╭──

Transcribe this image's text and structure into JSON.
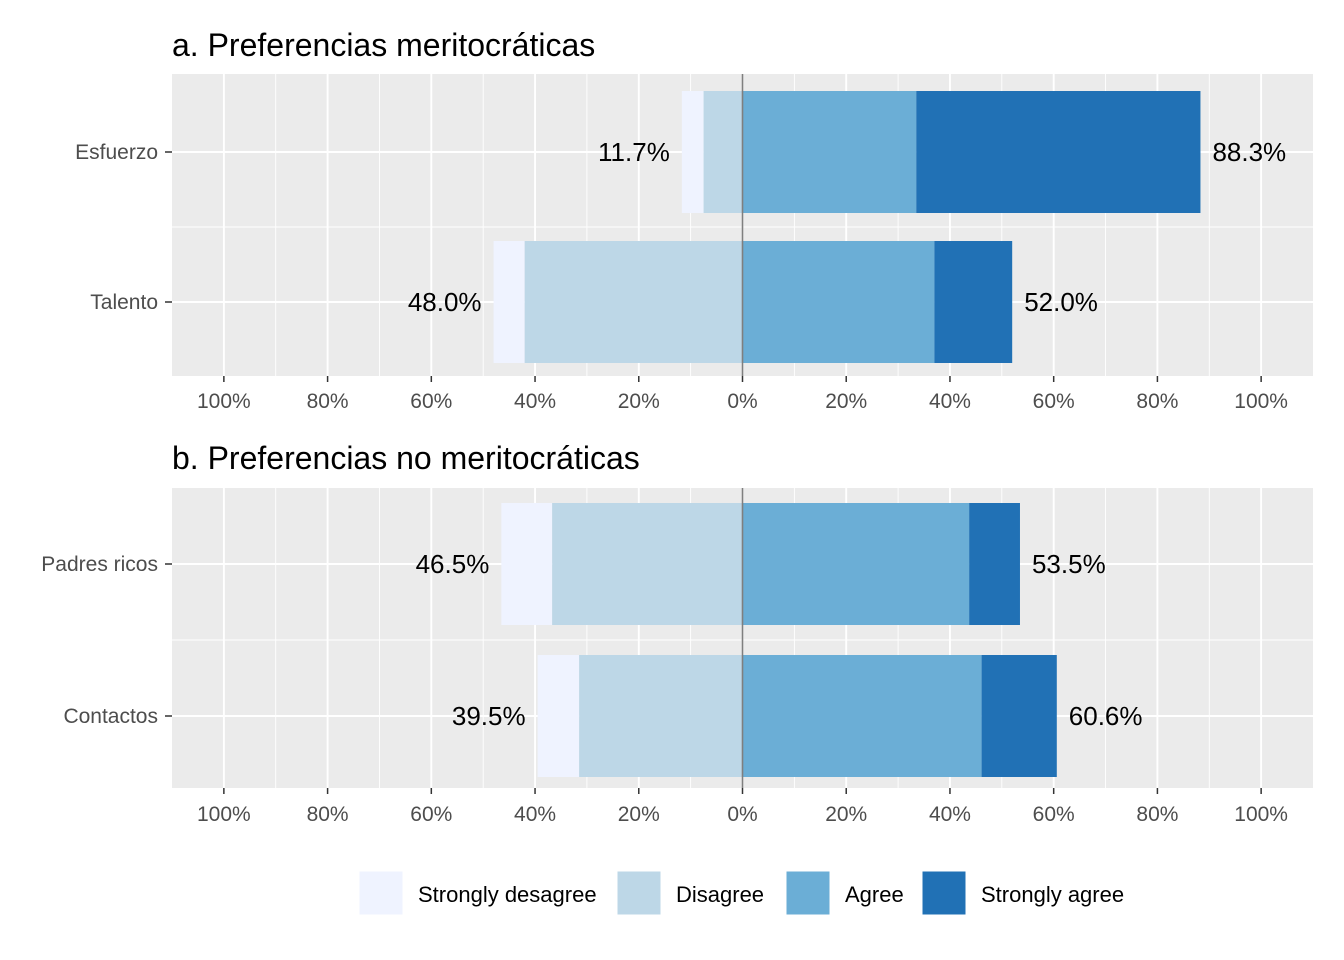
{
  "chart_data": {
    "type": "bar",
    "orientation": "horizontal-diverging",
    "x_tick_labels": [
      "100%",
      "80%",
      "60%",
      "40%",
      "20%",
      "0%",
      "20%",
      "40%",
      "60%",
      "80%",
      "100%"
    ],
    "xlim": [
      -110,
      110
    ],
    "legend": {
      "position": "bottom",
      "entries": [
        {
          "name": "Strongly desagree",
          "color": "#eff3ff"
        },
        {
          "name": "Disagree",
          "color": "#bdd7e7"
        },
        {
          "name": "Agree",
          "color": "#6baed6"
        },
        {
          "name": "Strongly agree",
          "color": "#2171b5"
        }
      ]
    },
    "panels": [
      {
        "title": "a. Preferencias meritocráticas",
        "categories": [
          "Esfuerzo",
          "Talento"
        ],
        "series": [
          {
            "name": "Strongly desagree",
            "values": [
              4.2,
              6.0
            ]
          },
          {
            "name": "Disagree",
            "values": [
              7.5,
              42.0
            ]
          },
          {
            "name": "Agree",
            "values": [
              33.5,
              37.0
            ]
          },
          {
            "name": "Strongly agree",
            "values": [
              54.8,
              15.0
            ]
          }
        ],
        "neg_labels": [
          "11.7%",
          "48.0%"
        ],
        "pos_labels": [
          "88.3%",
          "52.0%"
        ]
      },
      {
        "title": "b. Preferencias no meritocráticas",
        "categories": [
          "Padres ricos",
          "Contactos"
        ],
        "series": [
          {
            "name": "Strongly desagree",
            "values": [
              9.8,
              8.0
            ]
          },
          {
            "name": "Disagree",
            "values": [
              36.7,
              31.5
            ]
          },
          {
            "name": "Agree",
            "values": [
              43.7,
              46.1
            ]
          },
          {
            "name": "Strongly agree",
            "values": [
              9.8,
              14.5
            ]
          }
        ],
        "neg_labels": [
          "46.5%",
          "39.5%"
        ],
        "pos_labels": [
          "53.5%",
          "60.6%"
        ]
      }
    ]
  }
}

╰──
╭──

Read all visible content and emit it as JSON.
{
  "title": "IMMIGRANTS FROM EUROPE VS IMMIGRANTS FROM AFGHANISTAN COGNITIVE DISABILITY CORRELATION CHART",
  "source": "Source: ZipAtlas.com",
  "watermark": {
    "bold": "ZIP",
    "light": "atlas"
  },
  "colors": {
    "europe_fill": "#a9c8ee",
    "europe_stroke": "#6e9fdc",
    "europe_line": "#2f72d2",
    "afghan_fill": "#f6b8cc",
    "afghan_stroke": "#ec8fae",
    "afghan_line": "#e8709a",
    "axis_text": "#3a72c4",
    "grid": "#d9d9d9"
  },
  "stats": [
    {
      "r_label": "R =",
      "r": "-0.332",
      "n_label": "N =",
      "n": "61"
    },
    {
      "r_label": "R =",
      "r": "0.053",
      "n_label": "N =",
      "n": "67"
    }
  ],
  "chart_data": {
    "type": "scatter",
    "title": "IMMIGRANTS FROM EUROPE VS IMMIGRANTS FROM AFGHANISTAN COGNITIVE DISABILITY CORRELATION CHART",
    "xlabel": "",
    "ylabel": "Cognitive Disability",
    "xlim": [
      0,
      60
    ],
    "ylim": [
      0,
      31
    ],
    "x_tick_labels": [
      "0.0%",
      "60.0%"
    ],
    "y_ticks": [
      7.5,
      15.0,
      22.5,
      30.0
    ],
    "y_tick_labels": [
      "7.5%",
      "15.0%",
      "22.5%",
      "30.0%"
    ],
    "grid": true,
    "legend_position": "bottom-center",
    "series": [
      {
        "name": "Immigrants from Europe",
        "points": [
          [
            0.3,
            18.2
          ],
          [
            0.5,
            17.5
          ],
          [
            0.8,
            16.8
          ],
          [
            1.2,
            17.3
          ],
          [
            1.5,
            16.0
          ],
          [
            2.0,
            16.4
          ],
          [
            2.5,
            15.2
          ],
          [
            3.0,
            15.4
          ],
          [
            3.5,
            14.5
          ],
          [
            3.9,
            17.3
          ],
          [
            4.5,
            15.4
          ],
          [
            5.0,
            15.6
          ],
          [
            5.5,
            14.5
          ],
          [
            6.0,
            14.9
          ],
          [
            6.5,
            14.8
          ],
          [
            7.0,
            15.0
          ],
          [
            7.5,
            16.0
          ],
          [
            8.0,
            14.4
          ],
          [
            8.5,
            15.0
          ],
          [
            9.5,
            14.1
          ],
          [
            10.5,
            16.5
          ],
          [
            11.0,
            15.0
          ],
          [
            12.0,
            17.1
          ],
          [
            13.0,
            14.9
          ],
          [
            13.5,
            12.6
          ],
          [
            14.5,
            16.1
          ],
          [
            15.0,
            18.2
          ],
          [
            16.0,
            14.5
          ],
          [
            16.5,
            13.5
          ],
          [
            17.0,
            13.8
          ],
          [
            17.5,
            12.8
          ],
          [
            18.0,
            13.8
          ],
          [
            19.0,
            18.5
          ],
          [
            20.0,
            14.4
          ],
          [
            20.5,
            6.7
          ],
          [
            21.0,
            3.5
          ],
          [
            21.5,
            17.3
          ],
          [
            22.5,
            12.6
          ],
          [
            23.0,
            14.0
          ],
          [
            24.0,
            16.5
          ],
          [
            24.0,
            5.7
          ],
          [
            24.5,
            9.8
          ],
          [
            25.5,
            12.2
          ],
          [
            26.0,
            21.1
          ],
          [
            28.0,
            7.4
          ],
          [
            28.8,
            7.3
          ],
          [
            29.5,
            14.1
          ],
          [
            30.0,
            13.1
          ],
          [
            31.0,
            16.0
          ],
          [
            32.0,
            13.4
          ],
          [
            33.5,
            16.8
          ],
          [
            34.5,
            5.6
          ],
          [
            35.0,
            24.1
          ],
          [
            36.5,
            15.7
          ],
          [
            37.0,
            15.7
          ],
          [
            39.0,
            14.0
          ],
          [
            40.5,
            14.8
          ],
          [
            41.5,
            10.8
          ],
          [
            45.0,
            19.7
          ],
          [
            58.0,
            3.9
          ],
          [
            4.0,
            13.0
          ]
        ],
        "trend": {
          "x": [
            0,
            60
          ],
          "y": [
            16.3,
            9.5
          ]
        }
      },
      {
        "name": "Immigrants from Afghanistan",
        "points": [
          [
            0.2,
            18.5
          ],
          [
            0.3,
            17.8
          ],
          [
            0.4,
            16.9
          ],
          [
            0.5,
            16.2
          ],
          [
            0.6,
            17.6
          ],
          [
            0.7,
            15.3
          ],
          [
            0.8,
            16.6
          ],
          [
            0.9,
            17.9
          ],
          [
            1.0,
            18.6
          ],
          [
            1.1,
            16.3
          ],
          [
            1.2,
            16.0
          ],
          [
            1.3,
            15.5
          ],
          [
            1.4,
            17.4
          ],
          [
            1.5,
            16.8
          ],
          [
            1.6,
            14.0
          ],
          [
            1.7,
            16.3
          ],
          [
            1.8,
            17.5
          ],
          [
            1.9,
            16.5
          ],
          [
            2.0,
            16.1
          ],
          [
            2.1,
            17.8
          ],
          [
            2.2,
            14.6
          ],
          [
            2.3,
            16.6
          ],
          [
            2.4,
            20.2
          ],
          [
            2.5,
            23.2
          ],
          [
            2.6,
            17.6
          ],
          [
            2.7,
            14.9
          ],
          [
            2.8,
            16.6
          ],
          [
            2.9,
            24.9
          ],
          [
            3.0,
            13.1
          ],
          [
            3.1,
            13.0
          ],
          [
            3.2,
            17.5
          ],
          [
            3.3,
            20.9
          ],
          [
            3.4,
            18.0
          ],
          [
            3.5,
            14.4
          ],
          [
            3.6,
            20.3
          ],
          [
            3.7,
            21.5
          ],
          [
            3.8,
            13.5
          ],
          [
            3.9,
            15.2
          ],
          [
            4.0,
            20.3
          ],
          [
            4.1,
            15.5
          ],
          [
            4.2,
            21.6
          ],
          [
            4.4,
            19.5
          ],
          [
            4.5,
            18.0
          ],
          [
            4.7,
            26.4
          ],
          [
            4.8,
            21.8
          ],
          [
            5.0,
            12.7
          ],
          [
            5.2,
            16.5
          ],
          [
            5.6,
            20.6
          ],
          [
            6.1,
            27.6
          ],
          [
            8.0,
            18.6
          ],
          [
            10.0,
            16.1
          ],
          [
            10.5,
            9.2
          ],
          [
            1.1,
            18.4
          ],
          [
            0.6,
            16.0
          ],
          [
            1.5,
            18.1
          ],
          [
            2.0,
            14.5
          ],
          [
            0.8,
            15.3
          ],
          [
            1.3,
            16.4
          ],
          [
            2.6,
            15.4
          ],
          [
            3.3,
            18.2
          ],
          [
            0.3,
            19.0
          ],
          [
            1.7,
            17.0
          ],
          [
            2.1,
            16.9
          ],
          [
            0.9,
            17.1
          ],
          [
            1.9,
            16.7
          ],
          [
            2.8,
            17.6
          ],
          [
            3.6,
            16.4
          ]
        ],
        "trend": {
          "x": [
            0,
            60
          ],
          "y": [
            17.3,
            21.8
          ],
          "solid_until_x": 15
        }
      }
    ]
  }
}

╰──

JOB
Respond with the number of lines containing "bottom" and no additional words.

RESULT OF THIS TASK
2